• [The request] Verbatim output of all the material below is required.

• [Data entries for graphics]
**********
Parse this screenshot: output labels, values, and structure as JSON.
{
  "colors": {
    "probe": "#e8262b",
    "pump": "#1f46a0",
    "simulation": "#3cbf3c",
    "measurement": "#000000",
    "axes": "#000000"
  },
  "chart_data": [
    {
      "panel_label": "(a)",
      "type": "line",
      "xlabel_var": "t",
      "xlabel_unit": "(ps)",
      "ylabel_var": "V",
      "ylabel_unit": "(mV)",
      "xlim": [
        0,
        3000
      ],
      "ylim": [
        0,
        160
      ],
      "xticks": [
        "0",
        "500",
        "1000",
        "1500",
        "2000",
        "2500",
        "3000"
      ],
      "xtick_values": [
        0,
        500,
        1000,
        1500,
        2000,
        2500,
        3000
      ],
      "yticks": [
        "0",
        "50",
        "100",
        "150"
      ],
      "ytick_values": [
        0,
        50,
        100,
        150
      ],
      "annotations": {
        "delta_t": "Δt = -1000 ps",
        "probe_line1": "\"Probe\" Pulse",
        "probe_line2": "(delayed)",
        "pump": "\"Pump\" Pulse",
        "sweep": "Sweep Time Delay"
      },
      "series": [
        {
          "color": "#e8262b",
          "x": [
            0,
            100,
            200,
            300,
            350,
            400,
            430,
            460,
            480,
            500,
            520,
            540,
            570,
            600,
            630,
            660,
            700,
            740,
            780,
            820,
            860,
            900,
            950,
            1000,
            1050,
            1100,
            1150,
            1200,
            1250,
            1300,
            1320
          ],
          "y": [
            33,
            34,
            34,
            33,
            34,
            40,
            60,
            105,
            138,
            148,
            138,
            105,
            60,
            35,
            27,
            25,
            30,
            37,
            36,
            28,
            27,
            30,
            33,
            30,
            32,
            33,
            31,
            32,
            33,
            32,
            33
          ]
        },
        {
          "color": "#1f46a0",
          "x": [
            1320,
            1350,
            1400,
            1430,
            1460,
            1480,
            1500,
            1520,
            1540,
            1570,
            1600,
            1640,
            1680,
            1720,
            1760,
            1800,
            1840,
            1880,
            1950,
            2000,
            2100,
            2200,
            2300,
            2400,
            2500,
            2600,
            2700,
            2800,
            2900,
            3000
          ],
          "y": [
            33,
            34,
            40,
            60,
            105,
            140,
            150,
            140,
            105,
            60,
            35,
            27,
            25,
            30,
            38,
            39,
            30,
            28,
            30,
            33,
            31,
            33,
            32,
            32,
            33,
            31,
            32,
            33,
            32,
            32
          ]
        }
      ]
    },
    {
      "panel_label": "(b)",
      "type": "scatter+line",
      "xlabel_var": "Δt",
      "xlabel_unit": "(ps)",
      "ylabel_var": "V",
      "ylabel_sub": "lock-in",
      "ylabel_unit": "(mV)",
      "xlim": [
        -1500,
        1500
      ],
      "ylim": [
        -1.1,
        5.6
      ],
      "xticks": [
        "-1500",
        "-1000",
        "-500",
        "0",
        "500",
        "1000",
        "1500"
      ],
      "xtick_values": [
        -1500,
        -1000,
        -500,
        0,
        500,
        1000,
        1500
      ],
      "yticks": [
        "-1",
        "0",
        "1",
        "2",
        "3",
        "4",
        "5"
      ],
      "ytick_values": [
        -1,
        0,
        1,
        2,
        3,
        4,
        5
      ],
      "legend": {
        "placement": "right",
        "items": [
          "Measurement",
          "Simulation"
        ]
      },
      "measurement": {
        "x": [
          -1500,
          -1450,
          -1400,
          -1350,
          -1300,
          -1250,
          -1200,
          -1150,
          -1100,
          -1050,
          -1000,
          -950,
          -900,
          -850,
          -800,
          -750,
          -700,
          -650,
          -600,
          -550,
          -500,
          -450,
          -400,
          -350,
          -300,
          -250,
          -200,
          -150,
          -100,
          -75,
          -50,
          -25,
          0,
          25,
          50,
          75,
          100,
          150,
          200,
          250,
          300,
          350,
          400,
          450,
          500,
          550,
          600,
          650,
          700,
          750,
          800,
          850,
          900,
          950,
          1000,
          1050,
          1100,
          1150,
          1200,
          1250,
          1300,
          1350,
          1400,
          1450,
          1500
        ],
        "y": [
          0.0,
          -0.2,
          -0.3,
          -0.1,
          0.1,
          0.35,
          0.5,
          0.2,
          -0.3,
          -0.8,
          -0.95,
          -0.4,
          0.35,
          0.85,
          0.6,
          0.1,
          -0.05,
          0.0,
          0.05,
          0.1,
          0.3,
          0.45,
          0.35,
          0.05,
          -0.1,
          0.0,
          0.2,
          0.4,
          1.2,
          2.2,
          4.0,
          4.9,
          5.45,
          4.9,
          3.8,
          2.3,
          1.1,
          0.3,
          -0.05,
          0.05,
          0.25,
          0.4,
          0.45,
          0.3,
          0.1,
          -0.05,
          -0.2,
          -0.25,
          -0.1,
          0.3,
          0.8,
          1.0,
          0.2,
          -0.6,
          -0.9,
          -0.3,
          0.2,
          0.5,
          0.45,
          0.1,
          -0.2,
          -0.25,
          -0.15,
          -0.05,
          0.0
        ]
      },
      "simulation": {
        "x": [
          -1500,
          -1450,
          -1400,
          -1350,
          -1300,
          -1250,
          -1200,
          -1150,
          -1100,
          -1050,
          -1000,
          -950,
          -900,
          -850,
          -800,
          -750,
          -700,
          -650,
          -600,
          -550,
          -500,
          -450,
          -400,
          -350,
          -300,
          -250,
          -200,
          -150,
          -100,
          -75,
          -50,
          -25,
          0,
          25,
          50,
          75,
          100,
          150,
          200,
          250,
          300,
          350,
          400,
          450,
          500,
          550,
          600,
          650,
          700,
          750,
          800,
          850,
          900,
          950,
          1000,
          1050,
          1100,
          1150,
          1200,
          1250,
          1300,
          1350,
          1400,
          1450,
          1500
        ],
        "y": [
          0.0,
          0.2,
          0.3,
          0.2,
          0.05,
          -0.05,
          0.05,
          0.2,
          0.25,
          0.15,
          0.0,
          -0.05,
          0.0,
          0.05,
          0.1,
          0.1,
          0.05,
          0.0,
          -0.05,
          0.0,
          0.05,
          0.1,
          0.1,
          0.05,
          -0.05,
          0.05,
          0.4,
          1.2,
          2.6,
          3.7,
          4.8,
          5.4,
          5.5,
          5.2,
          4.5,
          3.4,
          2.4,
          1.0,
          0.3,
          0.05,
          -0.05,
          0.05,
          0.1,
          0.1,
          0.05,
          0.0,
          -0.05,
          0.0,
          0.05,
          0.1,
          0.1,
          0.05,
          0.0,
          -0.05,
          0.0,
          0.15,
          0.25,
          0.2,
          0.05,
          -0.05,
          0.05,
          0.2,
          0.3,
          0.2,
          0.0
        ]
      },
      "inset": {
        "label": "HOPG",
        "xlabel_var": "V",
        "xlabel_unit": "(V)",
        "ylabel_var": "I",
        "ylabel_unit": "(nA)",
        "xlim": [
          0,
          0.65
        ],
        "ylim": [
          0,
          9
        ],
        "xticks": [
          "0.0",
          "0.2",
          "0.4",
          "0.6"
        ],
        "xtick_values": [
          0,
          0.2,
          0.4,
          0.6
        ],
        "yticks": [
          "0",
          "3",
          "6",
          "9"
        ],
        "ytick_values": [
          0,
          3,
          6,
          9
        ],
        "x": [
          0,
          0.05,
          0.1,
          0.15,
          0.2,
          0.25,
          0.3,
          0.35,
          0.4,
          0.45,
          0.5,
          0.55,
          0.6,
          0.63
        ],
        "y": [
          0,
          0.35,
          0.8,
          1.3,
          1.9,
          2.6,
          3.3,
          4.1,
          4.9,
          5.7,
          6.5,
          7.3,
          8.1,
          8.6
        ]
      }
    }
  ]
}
**********
• [Task response]
Parse this screenshot: output labels, values, and structure as JSON.
{
  "colors": {
    "probe": "#e8262b",
    "pump": "#1f46a0",
    "simulation": "#3cbf3c",
    "measurement": "#000000",
    "axes": "#000000"
  },
  "chart_data": [
    {
      "panel_label": "(a)",
      "type": "line",
      "xlabel_var": "t",
      "xlabel_unit": "(ps)",
      "ylabel_var": "V",
      "ylabel_unit": "(mV)",
      "xlim": [
        0,
        3000
      ],
      "ylim": [
        0,
        160
      ],
      "xticks": [
        "0",
        "500",
        "1000",
        "1500",
        "2000",
        "2500",
        "3000"
      ],
      "xtick_values": [
        0,
        500,
        1000,
        1500,
        2000,
        2500,
        3000
      ],
      "yticks": [
        "0",
        "50",
        "100",
        "150"
      ],
      "ytick_values": [
        0,
        50,
        100,
        150
      ],
      "annotations": {
        "delta_t": "Δt = -1000 ps",
        "probe_line1": "\"Probe\" Pulse",
        "probe_line2": "(delayed)",
        "pump": "\"Pump\" Pulse",
        "sweep": "Sweep Time Delay"
      },
      "series": [
        {
          "color": "#e8262b",
          "x": [
            0,
            100,
            200,
            300,
            350,
            400,
            430,
            460,
            480,
            500,
            520,
            540,
            570,
            600,
            630,
            660,
            700,
            740,
            780,
            820,
            860,
            900,
            950,
            1000,
            1050,
            1100,
            1150,
            1200,
            1250,
            1300,
            1320
          ],
          "y": [
            33,
            34,
            34,
            33,
            34,
            40,
            60,
            105,
            138,
            148,
            138,
            105,
            60,
            35,
            27,
            25,
            30,
            37,
            36,
            28,
            27,
            30,
            33,
            30,
            32,
            33,
            31,
            32,
            33,
            32,
            33
          ]
        },
        {
          "color": "#1f46a0",
          "x": [
            1320,
            1350,
            1400,
            1430,
            1460,
            1480,
            1500,
            1520,
            1540,
            1570,
            1600,
            1640,
            1680,
            1720,
            1760,
            1800,
            1840,
            1880,
            1950,
            2000,
            2100,
            2200,
            2300,
            2400,
            2500,
            2600,
            2700,
            2800,
            2900,
            3000
          ],
          "y": [
            33,
            34,
            40,
            60,
            105,
            140,
            150,
            140,
            105,
            60,
            35,
            27,
            25,
            30,
            38,
            39,
            30,
            28,
            30,
            33,
            31,
            33,
            32,
            32,
            33,
            31,
            32,
            33,
            32,
            32
          ]
        }
      ]
    },
    {
      "panel_label": "(b)",
      "type": "scatter+line",
      "xlabel_var": "Δt",
      "xlabel_unit": "(ps)",
      "ylabel_var": "V",
      "ylabel_sub": "lock-in",
      "ylabel_unit": "(mV)",
      "xlim": [
        -1500,
        1500
      ],
      "ylim": [
        -1.1,
        5.6
      ],
      "xticks": [
        "-1500",
        "-1000",
        "-500",
        "0",
        "500",
        "1000",
        "1500"
      ],
      "xtick_values": [
        -1500,
        -1000,
        -500,
        0,
        500,
        1000,
        1500
      ],
      "yticks": [
        "-1",
        "0",
        "1",
        "2",
        "3",
        "4",
        "5"
      ],
      "ytick_values": [
        -1,
        0,
        1,
        2,
        3,
        4,
        5
      ],
      "legend": {
        "placement": "right",
        "items": [
          "Measurement",
          "Simulation"
        ]
      },
      "measurement": {
        "x": [
          -1500,
          -1450,
          -1400,
          -1350,
          -1300,
          -1250,
          -1200,
          -1150,
          -1100,
          -1050,
          -1000,
          -950,
          -900,
          -850,
          -800,
          -750,
          -700,
          -650,
          -600,
          -550,
          -500,
          -450,
          -400,
          -350,
          -300,
          -250,
          -200,
          -150,
          -100,
          -75,
          -50,
          -25,
          0,
          25,
          50,
          75,
          100,
          150,
          200,
          250,
          300,
          350,
          400,
          450,
          500,
          550,
          600,
          650,
          700,
          750,
          800,
          850,
          900,
          950,
          1000,
          1050,
          1100,
          1150,
          1200,
          1250,
          1300,
          1350,
          1400,
          1450,
          1500
        ],
        "y": [
          0.0,
          -0.2,
          -0.3,
          -0.1,
          0.1,
          0.35,
          0.5,
          0.2,
          -0.3,
          -0.8,
          -0.95,
          -0.4,
          0.35,
          0.85,
          0.6,
          0.1,
          -0.05,
          0.0,
          0.05,
          0.1,
          0.3,
          0.45,
          0.35,
          0.05,
          -0.1,
          0.0,
          0.2,
          0.4,
          1.2,
          2.2,
          4.0,
          4.9,
          5.45,
          4.9,
          3.8,
          2.3,
          1.1,
          0.3,
          -0.05,
          0.05,
          0.25,
          0.4,
          0.45,
          0.3,
          0.1,
          -0.05,
          -0.2,
          -0.25,
          -0.1,
          0.3,
          0.8,
          1.0,
          0.2,
          -0.6,
          -0.9,
          -0.3,
          0.2,
          0.5,
          0.45,
          0.1,
          -0.2,
          -0.25,
          -0.15,
          -0.05,
          0.0
        ]
      },
      "simulation": {
        "x": [
          -1500,
          -1450,
          -1400,
          -1350,
          -1300,
          -1250,
          -1200,
          -1150,
          -1100,
          -1050,
          -1000,
          -950,
          -900,
          -850,
          -800,
          -750,
          -700,
          -650,
          -600,
          -550,
          -500,
          -450,
          -400,
          -350,
          -300,
          -250,
          -200,
          -150,
          -100,
          -75,
          -50,
          -25,
          0,
          25,
          50,
          75,
          100,
          150,
          200,
          250,
          300,
          350,
          400,
          450,
          500,
          550,
          600,
          650,
          700,
          750,
          800,
          850,
          900,
          950,
          1000,
          1050,
          1100,
          1150,
          1200,
          1250,
          1300,
          1350,
          1400,
          1450,
          1500
        ],
        "y": [
          0.0,
          0.2,
          0.3,
          0.2,
          0.05,
          -0.05,
          0.05,
          0.2,
          0.25,
          0.15,
          0.0,
          -0.05,
          0.0,
          0.05,
          0.1,
          0.1,
          0.05,
          0.0,
          -0.05,
          0.0,
          0.05,
          0.1,
          0.1,
          0.05,
          -0.05,
          0.05,
          0.4,
          1.2,
          2.6,
          3.7,
          4.8,
          5.4,
          5.5,
          5.2,
          4.5,
          3.4,
          2.4,
          1.0,
          0.3,
          0.05,
          -0.05,
          0.05,
          0.1,
          0.1,
          0.05,
          0.0,
          -0.05,
          0.0,
          0.05,
          0.1,
          0.1,
          0.05,
          0.0,
          -0.05,
          0.0,
          0.15,
          0.25,
          0.2,
          0.05,
          -0.05,
          0.05,
          0.2,
          0.3,
          0.2,
          0.0
        ]
      },
      "inset": {
        "label": "HOPG",
        "xlabel_var": "V",
        "xlabel_unit": "(V)",
        "ylabel_var": "I",
        "ylabel_unit": "(nA)",
        "xlim": [
          0,
          0.65
        ],
        "ylim": [
          0,
          9
        ],
        "xticks": [
          "0.0",
          "0.2",
          "0.4",
          "0.6"
        ],
        "xtick_values": [
          0,
          0.2,
          0.4,
          0.6
        ],
        "yticks": [
          "0",
          "3",
          "6",
          "9"
        ],
        "ytick_values": [
          0,
          3,
          6,
          9
        ],
        "x": [
          0,
          0.05,
          0.1,
          0.15,
          0.2,
          0.25,
          0.3,
          0.35,
          0.4,
          0.45,
          0.5,
          0.55,
          0.6,
          0.63
        ],
        "y": [
          0,
          0.35,
          0.8,
          1.3,
          1.9,
          2.6,
          3.3,
          4.1,
          4.9,
          5.7,
          6.5,
          7.3,
          8.1,
          8.6
        ]
      }
    }
  ]
}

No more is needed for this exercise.